WHAT THE TASK REQUIRES: Without the pictures, copy the entries below word for word.

[Dataset records]
>>>>>

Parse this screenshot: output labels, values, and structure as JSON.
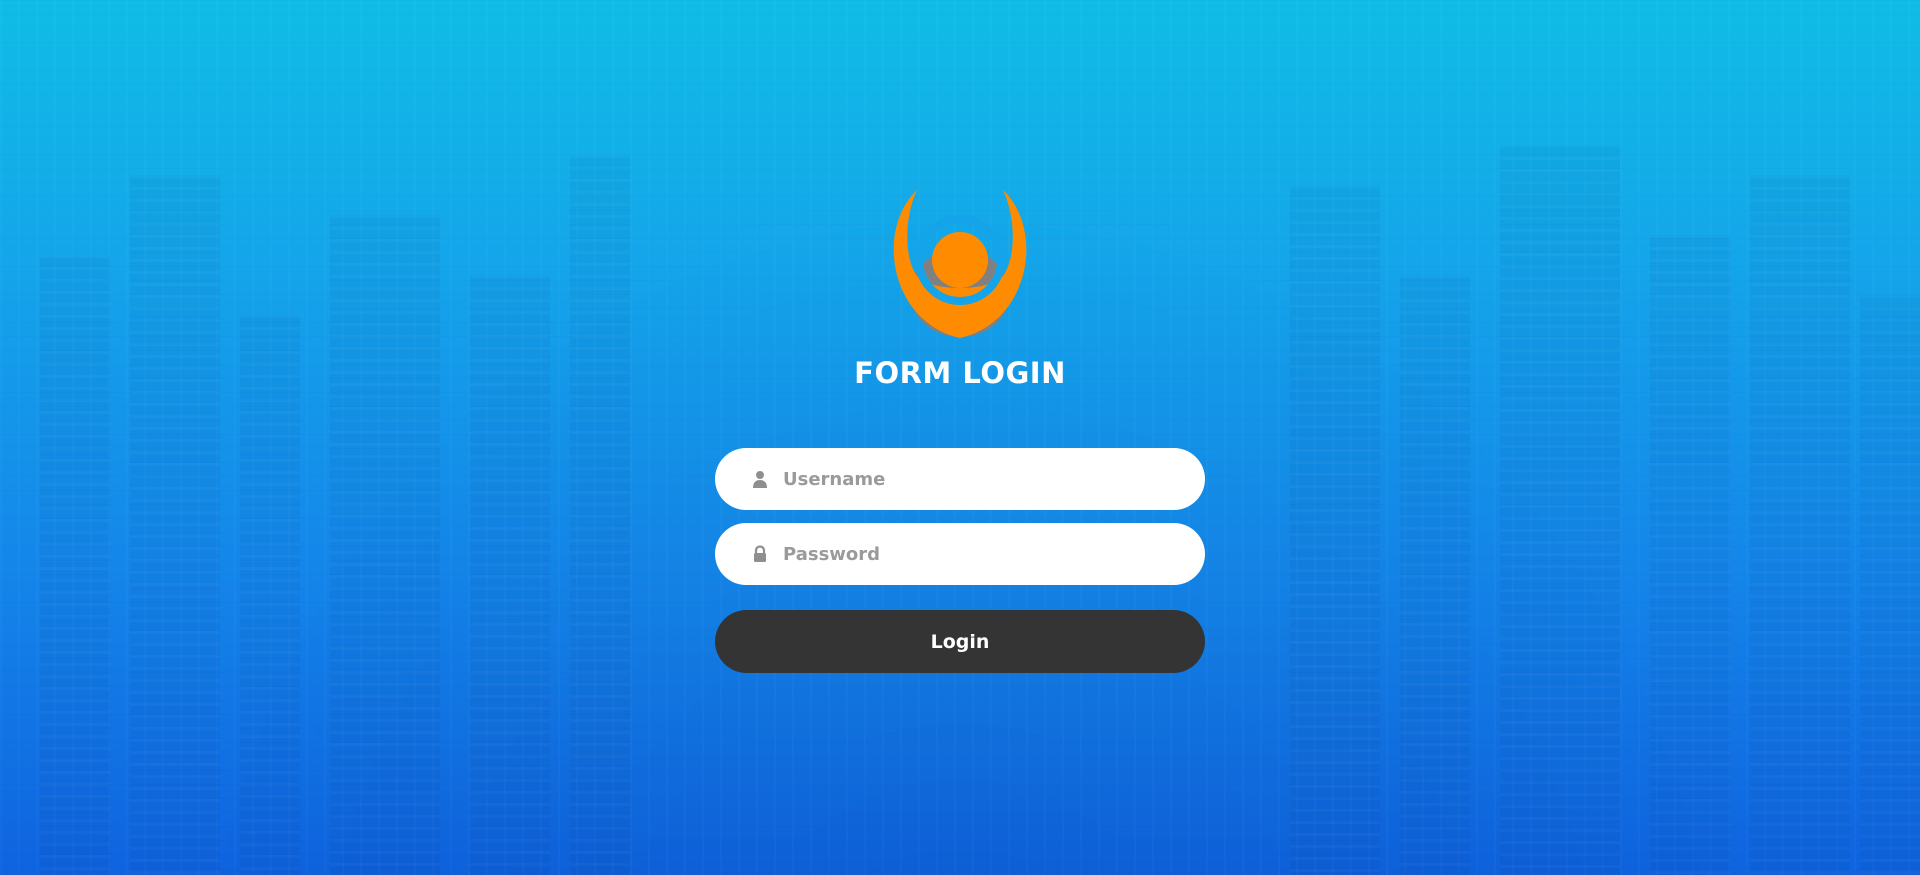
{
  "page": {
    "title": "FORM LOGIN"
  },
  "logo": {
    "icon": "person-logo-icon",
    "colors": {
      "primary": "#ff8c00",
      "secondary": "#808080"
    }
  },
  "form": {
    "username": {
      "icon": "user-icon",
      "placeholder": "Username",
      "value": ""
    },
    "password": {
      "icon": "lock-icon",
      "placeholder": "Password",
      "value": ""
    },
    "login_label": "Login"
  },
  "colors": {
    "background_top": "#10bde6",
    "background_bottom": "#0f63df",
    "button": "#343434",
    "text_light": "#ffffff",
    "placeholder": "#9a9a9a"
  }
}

<<<<<

SOLUTION BELOW:
Parse this screenshot: output labels, values, and structure as JSON.
{
  "page": {
    "title": "FORM LOGIN"
  },
  "logo": {
    "icon": "person-logo-icon",
    "colors": {
      "primary": "#ff8c00",
      "secondary": "#808080"
    }
  },
  "form": {
    "username": {
      "icon": "user-icon",
      "placeholder": "Username",
      "value": ""
    },
    "password": {
      "icon": "lock-icon",
      "placeholder": "Password",
      "value": ""
    },
    "login_label": "Login"
  },
  "colors": {
    "background_top": "#10bde6",
    "background_bottom": "#0f63df",
    "button": "#343434",
    "text_light": "#ffffff",
    "placeholder": "#9a9a9a"
  }
}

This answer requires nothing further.